---- RECORDS FOR THE TASK

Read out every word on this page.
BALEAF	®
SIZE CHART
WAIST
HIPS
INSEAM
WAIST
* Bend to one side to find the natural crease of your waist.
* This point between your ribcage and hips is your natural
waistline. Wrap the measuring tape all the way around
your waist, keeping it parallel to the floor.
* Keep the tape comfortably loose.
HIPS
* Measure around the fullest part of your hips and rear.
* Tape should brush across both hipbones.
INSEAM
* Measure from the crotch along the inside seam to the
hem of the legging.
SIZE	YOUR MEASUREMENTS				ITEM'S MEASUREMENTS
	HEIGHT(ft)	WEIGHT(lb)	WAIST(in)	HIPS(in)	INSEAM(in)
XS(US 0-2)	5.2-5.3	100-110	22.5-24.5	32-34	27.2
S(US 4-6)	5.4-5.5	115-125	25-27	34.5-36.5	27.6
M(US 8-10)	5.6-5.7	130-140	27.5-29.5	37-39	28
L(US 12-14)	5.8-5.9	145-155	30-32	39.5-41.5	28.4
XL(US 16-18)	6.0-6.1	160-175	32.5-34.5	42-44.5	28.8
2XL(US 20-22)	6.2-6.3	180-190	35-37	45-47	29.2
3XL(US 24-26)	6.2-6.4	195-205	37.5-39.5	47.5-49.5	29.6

--------

● **WORK TO DO**
Go through the data and return every record exactly.

● **WORKED SOLUTION**
Read out every word on this page.
BALEAF	®
SIZE CHART
WAIST
HIPS
INSEAM
WAIST
* Bend to one side to find the natural crease of your waist.
* This point between your ribcage and hips is your natural
waistline. Wrap the measuring tape all the way around
your waist, keeping it parallel to the floor.
* Keep the tape comfortably loose.
HIPS
* Measure around the fullest part of your hips and rear.
* Tape should brush across both hipbones.
INSEAM
* Measure from the crotch along the inside seam to the
hem of the legging.
SIZE	YOUR MEASUREMENTS				ITEM'S MEASUREMENTS
	HEIGHT(ft)	WEIGHT(lb)	WAIST(in)	HIPS(in)	INSEAM(in)
XS(US 0-2)	5.2-5.3	100-110	22.5-24.5	32-34	27.2
S(US 4-6)	5.4-5.5	115-125	25-27	34.5-36.5	27.6
M(US 8-10)	5.6-5.7	130-140	27.5-29.5	37-39	28
L(US 12-14)	5.8-5.9	145-155	30-32	39.5-41.5	28.4
XL(US 16-18)	6.0-6.1	160-175	32.5-34.5	42-44.5	28.8
2XL(US 20-22)	6.2-6.3	180-190	35-37	45-47	29.2
3XL(US 24-26)	6.2-6.4	195-205	37.5-39.5	47.5-49.5	29.6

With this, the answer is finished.